- _EXERCISE TASK_
Write out the full listing again, exactly as it stands.

- _Data records_
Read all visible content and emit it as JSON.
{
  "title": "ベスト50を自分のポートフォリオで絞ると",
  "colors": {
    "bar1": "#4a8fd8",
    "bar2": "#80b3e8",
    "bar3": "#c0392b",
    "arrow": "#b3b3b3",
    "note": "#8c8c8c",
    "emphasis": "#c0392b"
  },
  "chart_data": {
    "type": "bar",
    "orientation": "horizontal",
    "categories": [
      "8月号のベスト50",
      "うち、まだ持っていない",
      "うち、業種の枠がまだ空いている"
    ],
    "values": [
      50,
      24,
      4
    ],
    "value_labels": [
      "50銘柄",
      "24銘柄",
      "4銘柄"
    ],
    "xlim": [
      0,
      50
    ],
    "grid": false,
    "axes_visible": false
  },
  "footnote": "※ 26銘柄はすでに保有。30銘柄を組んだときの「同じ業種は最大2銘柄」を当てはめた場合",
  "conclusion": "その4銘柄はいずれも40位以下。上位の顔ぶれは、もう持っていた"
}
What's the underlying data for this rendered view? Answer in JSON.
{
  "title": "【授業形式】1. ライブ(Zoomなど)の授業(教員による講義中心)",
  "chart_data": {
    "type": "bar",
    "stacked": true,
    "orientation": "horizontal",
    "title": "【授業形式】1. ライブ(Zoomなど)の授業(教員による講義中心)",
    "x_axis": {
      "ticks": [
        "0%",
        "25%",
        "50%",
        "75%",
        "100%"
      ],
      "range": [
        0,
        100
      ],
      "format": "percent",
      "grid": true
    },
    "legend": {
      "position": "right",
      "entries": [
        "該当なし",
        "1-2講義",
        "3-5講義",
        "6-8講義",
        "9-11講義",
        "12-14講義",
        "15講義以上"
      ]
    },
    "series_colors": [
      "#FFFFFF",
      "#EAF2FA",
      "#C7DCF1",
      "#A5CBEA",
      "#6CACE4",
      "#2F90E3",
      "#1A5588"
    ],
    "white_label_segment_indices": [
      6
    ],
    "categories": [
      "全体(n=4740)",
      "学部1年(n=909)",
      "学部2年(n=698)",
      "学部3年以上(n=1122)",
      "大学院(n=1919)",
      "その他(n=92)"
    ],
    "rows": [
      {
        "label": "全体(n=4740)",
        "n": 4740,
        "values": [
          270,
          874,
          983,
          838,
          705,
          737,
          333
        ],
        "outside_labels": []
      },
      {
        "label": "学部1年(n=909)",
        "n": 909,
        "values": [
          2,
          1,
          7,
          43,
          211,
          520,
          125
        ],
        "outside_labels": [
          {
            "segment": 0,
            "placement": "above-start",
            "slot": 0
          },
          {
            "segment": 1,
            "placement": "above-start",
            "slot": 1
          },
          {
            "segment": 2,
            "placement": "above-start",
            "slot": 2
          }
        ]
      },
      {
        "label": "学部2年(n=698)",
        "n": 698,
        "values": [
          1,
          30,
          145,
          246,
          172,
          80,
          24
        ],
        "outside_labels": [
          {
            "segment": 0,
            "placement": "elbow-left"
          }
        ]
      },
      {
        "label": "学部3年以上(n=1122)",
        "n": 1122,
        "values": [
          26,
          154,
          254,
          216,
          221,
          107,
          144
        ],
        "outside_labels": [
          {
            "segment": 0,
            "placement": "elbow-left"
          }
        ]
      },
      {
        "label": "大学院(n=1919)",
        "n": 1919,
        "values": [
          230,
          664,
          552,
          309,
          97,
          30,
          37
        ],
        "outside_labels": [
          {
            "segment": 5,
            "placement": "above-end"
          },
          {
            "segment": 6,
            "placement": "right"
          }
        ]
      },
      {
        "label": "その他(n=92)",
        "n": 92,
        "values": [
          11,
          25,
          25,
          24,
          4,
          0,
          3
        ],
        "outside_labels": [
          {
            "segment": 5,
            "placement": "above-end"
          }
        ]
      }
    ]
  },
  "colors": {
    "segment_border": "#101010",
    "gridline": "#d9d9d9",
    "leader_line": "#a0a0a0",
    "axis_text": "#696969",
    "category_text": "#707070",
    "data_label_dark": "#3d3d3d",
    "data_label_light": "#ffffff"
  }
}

- _RESULT FOR THIS EXERCISE_
Read all visible content and emit it as JSON.
{
  "title": "ベスト50を自分のポートフォリオで絞ると",
  "colors": {
    "bar1": "#4a8fd8",
    "bar2": "#80b3e8",
    "bar3": "#c0392b",
    "arrow": "#b3b3b3",
    "note": "#8c8c8c",
    "emphasis": "#c0392b"
  },
  "chart_data": {
    "type": "bar",
    "orientation": "horizontal",
    "categories": [
      "8月号のベスト50",
      "うち、まだ持っていない",
      "うち、業種の枠がまだ空いている"
    ],
    "values": [
      50,
      24,
      4
    ],
    "value_labels": [
      "50銘柄",
      "24銘柄",
      "4銘柄"
    ],
    "xlim": [
      0,
      50
    ],
    "grid": false,
    "axes_visible": false
  },
  "footnote": "※ 26銘柄はすでに保有。30銘柄を組んだときの「同じ業種は最大2銘柄」を当てはめた場合",
  "conclusion": "その4銘柄はいずれも40位以下。上位の顔ぶれは、もう持っていた"
}
What's the underlying data for this rendered view? Answer in JSON.
{
  "title": "【授業形式】1. ライブ(Zoomなど)の授業(教員による講義中心)",
  "chart_data": {
    "type": "bar",
    "stacked": true,
    "orientation": "horizontal",
    "title": "【授業形式】1. ライブ(Zoomなど)の授業(教員による講義中心)",
    "x_axis": {
      "ticks": [
        "0%",
        "25%",
        "50%",
        "75%",
        "100%"
      ],
      "range": [
        0,
        100
      ],
      "format": "percent",
      "grid": true
    },
    "legend": {
      "position": "right",
      "entries": [
        "該当なし",
        "1-2講義",
        "3-5講義",
        "6-8講義",
        "9-11講義",
        "12-14講義",
        "15講義以上"
      ]
    },
    "series_colors": [
      "#FFFFFF",
      "#EAF2FA",
      "#C7DCF1",
      "#A5CBEA",
      "#6CACE4",
      "#2F90E3",
      "#1A5588"
    ],
    "white_label_segment_indices": [
      6
    ],
    "categories": [
      "全体(n=4740)",
      "学部1年(n=909)",
      "学部2年(n=698)",
      "学部3年以上(n=1122)",
      "大学院(n=1919)",
      "その他(n=92)"
    ],
    "rows": [
      {
        "label": "全体(n=4740)",
        "n": 4740,
        "values": [
          270,
          874,
          983,
          838,
          705,
          737,
          333
        ],
        "outside_labels": []
      },
      {
        "label": "学部1年(n=909)",
        "n": 909,
        "values": [
          2,
          1,
          7,
          43,
          211,
          520,
          125
        ],
        "outside_labels": [
          {
            "segment": 0,
            "placement": "above-start",
            "slot": 0
          },
          {
            "segment": 1,
            "placement": "above-start",
            "slot": 1
          },
          {
            "segment": 2,
            "placement": "above-start",
            "slot": 2
          }
        ]
      },
      {
        "label": "学部2年(n=698)",
        "n": 698,
        "values": [
          1,
          30,
          145,
          246,
          172,
          80,
          24
        ],
        "outside_labels": [
          {
            "segment": 0,
            "placement": "elbow-left"
          }
        ]
      },
      {
        "label": "学部3年以上(n=1122)",
        "n": 1122,
        "values": [
          26,
          154,
          254,
          216,
          221,
          107,
          144
        ],
        "outside_labels": [
          {
            "segment": 0,
            "placement": "elbow-left"
          }
        ]
      },
      {
        "label": "大学院(n=1919)",
        "n": 1919,
        "values": [
          230,
          664,
          552,
          309,
          97,
          30,
          37
        ],
        "outside_labels": [
          {
            "segment": 5,
            "placement": "above-end"
          },
          {
            "segment": 6,
            "placement": "right"
          }
        ]
      },
      {
        "label": "その他(n=92)",
        "n": 92,
        "values": [
          11,
          25,
          25,
          24,
          4,
          0,
          3
        ],
        "outside_labels": [
          {
            "segment": 5,
            "placement": "above-end"
          }
        ]
      }
    ]
  },
  "colors": {
    "segment_border": "#101010",
    "gridline": "#d9d9d9",
    "leader_line": "#a0a0a0",
    "axis_text": "#696969",
    "category_text": "#707070",
    "data_label_dark": "#3d3d3d",
    "data_label_light": "#ffffff"
  }
}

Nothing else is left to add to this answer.